## WHAT TO WORK ON:
In the entries below, find the lines with the word "dług" and copy them.

[START OF SUPPLIED ENTRIES]

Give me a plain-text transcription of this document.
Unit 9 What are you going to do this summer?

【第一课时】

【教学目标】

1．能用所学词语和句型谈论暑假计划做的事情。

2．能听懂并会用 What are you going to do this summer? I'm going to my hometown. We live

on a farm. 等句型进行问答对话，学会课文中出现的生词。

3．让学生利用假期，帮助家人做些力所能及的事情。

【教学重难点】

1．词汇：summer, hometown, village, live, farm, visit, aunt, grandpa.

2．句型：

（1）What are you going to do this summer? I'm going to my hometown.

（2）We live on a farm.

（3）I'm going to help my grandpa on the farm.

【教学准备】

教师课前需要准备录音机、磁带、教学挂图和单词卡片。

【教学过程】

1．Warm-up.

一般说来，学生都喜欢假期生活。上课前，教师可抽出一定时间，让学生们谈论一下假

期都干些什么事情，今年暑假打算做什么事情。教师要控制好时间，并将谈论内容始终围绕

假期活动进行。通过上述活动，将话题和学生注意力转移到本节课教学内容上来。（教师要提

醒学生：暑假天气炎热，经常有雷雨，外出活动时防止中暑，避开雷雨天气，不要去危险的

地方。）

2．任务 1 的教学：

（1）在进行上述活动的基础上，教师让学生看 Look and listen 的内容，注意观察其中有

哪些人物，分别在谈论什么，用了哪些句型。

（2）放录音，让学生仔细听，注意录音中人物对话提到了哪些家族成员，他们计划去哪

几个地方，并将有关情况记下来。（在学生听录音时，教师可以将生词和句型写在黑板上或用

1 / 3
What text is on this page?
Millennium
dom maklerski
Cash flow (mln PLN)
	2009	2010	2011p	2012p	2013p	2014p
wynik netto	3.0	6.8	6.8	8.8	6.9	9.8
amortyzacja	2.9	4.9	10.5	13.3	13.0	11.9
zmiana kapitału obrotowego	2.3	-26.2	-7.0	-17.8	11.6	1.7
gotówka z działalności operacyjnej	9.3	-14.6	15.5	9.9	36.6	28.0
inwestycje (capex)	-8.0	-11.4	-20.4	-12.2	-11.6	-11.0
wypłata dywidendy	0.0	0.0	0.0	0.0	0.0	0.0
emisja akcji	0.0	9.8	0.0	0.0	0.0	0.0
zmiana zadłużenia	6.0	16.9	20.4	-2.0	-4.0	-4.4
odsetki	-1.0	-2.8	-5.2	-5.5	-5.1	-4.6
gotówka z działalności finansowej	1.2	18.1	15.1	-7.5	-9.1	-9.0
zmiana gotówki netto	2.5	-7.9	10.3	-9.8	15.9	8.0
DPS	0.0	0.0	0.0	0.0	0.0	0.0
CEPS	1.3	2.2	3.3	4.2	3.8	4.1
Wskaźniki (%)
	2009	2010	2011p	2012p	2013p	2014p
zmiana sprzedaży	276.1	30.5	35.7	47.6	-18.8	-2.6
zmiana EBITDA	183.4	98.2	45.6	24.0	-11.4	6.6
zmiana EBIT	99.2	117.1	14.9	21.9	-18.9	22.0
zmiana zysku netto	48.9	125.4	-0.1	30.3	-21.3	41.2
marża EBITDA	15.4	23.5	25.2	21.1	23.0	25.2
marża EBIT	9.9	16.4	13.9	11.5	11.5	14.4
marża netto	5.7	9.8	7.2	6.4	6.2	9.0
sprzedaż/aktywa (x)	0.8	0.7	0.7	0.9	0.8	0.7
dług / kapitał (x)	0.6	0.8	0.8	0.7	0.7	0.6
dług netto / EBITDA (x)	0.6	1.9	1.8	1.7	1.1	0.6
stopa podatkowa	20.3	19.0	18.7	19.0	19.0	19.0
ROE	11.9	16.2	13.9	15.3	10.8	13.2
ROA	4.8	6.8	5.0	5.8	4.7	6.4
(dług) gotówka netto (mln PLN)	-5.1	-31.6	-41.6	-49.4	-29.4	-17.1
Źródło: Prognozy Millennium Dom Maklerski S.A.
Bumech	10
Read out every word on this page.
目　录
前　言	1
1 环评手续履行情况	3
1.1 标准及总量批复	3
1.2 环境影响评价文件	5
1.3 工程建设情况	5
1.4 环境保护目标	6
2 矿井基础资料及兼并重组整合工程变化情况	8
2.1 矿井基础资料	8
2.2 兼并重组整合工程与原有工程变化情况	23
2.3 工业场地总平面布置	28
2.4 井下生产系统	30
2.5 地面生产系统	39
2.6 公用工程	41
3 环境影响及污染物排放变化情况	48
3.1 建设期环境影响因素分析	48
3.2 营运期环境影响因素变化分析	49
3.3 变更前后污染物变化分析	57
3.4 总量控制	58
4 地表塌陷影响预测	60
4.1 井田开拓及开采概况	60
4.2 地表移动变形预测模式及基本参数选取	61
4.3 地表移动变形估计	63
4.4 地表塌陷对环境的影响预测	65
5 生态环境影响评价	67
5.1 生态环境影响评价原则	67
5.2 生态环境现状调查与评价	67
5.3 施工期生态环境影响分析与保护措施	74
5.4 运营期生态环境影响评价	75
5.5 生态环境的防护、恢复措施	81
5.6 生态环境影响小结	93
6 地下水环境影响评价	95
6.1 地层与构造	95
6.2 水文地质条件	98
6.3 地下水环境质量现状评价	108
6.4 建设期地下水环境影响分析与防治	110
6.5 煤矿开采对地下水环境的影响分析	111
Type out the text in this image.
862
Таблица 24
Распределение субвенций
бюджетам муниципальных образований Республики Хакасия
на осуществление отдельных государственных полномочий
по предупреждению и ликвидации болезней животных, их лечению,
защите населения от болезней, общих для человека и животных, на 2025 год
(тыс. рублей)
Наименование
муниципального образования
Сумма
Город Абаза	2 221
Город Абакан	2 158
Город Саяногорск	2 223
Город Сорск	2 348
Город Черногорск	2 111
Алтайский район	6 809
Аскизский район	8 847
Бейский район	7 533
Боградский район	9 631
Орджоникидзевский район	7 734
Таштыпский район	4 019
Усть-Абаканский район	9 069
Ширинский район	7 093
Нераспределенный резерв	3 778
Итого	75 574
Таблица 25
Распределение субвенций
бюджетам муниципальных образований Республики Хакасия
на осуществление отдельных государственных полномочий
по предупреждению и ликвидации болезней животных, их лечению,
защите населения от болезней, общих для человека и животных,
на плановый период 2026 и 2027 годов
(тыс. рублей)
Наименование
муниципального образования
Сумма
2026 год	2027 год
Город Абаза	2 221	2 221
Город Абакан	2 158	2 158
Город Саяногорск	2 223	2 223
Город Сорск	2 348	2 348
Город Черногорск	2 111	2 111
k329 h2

[END OF SUPPLIED ENTRIES]

## EXPECTED OUTPUT:
dług / kapitał (x)	0.6	0.8	0.8	0.7	0.7	0.6
dług netto / EBITDA (x)	0.6	1.9	1.8	1.7	1.1	0.6
(dług) gotówka netto (mln PLN)	-5.1	-31.6	-41.6	-49.4	-29.4	-17.1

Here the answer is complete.